## Exercise input:
────────────────────
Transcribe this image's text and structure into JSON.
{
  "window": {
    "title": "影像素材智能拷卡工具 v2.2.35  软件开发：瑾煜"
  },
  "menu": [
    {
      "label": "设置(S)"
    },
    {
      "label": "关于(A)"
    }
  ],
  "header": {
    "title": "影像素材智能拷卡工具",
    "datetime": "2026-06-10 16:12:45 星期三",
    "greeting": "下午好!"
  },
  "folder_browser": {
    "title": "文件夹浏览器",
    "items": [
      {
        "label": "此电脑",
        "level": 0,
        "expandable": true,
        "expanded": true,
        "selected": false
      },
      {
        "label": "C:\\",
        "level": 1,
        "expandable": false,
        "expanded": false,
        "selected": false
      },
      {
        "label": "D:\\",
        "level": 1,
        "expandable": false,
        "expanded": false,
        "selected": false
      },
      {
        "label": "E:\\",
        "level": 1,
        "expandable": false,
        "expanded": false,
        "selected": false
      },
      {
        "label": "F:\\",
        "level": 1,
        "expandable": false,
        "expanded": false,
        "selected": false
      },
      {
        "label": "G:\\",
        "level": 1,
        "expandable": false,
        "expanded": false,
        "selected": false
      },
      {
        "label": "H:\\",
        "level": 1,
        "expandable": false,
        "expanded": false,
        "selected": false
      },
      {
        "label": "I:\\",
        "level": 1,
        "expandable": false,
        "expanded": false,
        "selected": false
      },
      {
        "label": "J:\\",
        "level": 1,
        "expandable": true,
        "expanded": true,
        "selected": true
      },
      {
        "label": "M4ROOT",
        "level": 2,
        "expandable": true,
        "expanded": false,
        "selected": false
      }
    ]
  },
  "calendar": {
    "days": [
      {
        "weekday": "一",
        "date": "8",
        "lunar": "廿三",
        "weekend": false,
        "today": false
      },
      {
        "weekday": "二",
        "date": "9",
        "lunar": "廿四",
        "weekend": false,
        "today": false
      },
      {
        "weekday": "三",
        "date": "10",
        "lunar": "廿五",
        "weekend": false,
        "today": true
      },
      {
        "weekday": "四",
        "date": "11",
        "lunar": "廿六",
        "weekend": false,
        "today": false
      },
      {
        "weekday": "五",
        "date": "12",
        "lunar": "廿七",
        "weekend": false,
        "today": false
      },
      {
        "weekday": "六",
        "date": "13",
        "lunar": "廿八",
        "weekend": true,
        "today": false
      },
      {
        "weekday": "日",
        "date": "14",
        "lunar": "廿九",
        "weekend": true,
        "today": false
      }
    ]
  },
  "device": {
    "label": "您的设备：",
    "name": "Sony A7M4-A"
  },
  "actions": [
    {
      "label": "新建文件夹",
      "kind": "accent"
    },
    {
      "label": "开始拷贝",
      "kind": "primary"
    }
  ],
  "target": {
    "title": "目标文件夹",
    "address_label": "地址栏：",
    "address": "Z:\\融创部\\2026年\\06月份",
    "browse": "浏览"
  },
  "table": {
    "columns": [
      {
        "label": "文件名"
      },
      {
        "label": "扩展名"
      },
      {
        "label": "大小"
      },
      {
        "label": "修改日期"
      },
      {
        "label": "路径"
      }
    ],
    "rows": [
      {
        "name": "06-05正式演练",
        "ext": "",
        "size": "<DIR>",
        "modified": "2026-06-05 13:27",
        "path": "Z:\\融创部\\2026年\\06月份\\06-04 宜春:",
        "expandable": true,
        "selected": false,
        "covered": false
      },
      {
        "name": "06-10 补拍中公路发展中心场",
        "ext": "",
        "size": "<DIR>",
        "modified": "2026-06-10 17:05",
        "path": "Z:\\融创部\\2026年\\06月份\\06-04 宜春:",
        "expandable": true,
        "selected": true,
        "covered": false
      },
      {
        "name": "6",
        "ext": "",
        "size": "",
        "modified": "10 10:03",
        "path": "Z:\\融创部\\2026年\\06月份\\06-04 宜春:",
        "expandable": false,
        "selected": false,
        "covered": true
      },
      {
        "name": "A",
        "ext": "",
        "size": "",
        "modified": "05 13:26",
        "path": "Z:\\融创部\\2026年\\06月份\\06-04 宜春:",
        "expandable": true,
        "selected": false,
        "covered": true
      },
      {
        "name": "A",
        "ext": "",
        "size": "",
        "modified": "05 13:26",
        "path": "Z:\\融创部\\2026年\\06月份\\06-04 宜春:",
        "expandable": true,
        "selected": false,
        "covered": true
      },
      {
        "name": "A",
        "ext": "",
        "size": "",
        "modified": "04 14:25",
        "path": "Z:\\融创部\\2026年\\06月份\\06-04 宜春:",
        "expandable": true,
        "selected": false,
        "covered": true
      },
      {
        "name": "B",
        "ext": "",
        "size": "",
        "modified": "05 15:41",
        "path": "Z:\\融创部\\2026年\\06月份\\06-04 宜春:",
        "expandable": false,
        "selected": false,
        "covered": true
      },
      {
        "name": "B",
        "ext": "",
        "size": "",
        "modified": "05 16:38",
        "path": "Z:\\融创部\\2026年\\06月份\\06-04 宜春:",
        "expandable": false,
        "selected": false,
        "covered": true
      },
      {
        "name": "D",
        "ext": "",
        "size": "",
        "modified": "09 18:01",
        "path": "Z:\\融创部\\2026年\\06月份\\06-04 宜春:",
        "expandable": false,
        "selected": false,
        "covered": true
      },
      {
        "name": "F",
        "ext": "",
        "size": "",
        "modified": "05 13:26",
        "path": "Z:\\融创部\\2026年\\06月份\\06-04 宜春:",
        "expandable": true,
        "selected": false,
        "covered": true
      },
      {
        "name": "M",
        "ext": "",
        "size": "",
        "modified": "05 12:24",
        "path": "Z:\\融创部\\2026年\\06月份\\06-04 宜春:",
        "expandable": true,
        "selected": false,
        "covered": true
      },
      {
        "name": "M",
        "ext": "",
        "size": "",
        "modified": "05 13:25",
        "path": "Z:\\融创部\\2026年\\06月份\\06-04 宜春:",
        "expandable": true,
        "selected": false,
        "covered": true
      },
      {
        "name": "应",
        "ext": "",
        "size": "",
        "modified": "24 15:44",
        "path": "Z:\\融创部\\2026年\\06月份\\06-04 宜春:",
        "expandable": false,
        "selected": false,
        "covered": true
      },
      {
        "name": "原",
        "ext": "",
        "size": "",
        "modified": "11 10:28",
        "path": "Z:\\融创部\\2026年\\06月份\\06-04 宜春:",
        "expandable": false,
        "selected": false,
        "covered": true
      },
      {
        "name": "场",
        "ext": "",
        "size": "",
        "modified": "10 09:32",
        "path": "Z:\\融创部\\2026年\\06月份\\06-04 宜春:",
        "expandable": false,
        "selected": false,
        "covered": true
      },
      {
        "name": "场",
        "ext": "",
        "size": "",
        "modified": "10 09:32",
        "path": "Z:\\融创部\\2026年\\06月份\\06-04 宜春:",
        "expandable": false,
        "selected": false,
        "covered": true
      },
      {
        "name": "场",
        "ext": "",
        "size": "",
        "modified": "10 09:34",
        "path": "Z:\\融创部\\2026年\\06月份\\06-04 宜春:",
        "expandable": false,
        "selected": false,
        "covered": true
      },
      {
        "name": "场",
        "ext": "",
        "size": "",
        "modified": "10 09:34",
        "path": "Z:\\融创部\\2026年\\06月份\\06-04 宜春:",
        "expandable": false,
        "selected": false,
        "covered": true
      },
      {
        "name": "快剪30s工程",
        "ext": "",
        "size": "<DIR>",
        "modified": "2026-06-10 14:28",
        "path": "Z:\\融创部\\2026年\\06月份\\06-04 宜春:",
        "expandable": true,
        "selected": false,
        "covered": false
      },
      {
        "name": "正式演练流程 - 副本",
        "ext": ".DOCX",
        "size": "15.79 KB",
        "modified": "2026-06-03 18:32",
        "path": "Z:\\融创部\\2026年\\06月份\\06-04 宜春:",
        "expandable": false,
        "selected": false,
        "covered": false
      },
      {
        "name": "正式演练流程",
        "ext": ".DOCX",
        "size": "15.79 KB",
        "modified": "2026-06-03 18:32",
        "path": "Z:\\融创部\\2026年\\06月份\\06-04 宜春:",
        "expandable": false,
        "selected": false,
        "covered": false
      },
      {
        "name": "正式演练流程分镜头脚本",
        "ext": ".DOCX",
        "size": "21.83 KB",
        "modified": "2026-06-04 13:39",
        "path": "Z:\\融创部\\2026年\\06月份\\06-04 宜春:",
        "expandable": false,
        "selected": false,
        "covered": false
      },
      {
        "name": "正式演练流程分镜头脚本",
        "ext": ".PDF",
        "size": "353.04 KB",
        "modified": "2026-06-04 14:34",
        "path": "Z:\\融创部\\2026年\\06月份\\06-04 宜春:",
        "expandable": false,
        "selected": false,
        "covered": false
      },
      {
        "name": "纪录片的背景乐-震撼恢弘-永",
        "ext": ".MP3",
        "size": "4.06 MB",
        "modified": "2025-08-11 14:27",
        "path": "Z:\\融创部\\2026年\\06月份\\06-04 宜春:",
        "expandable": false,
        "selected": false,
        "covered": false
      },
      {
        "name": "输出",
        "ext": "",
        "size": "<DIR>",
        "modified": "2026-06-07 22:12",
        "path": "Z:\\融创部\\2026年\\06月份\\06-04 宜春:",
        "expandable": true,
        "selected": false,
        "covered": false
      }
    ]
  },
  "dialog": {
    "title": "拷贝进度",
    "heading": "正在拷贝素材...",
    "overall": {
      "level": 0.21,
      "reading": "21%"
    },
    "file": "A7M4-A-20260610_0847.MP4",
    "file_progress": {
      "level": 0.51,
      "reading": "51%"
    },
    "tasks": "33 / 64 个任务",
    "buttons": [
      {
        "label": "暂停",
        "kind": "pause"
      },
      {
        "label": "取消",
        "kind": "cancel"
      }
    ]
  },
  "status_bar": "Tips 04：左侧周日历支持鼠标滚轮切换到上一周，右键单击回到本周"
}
────────────────────
## Exercise task:
Search the entries for the word "title", then list each line that holds it.

## Result below:
    "title": "影像素材智能拷卡工具 v2.2.35  软件开发：瑾煜"
    "title": "影像素材智能拷卡工具",
    "title": "文件夹浏览器",
    "title": "目标文件夹",
    "title": "拷贝进度",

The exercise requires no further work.